Could you copy every line from the material below in which "title" appears?
========================================
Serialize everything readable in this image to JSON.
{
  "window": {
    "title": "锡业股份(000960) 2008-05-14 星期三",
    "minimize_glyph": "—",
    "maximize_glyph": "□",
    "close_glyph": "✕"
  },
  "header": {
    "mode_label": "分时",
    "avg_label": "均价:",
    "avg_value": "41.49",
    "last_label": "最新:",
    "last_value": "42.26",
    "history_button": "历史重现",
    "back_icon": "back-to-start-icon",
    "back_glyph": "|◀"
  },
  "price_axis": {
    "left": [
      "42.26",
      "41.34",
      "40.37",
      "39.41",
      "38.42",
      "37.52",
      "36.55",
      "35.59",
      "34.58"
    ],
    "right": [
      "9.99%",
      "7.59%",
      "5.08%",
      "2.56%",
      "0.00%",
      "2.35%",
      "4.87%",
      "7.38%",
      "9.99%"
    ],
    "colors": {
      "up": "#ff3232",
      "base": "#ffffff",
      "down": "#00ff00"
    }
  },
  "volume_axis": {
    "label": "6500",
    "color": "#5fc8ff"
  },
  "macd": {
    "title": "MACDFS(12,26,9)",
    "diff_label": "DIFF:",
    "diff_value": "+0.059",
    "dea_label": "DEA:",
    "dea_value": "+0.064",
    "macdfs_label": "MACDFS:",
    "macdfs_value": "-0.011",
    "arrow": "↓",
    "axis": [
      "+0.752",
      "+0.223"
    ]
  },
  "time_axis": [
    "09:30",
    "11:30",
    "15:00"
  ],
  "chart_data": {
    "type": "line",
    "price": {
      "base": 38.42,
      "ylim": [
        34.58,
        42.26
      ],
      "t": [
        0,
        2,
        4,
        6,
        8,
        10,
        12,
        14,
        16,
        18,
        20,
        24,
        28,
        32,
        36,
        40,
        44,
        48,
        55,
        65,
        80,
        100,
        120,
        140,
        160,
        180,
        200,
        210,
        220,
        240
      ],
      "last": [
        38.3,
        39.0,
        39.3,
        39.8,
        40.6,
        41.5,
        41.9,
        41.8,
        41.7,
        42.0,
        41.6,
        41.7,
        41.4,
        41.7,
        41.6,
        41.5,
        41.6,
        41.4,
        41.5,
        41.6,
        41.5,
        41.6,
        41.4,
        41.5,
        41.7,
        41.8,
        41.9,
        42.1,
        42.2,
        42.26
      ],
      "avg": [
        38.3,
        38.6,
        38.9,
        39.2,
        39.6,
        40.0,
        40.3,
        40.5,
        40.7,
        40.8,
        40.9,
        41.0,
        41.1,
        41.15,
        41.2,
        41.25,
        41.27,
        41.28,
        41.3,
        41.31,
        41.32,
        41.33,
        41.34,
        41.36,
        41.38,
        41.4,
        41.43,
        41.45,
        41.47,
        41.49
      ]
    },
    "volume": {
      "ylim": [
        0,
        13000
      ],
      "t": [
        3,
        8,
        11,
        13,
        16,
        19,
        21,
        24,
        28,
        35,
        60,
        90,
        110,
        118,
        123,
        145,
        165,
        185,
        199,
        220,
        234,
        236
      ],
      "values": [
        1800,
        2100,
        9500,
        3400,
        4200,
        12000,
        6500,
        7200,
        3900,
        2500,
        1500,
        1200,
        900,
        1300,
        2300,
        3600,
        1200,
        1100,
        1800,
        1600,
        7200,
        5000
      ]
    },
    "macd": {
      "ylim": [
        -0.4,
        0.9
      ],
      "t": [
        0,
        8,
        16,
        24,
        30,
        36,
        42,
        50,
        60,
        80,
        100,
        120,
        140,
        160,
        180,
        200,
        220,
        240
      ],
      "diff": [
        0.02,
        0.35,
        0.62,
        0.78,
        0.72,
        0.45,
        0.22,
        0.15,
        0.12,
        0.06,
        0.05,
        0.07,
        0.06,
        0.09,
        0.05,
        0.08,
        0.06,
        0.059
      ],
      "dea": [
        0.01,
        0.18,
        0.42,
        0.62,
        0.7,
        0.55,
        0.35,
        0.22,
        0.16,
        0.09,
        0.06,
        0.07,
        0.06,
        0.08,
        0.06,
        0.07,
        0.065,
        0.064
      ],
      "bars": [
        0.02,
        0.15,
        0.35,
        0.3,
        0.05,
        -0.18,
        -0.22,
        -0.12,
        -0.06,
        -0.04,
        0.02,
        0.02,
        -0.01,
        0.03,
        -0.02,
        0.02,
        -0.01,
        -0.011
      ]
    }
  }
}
========================================
§ **Complete answer**:
    "title": "锡业股份(000960) 2008-05-14 星期三",
    "title": "MACDFS(12,26,9)",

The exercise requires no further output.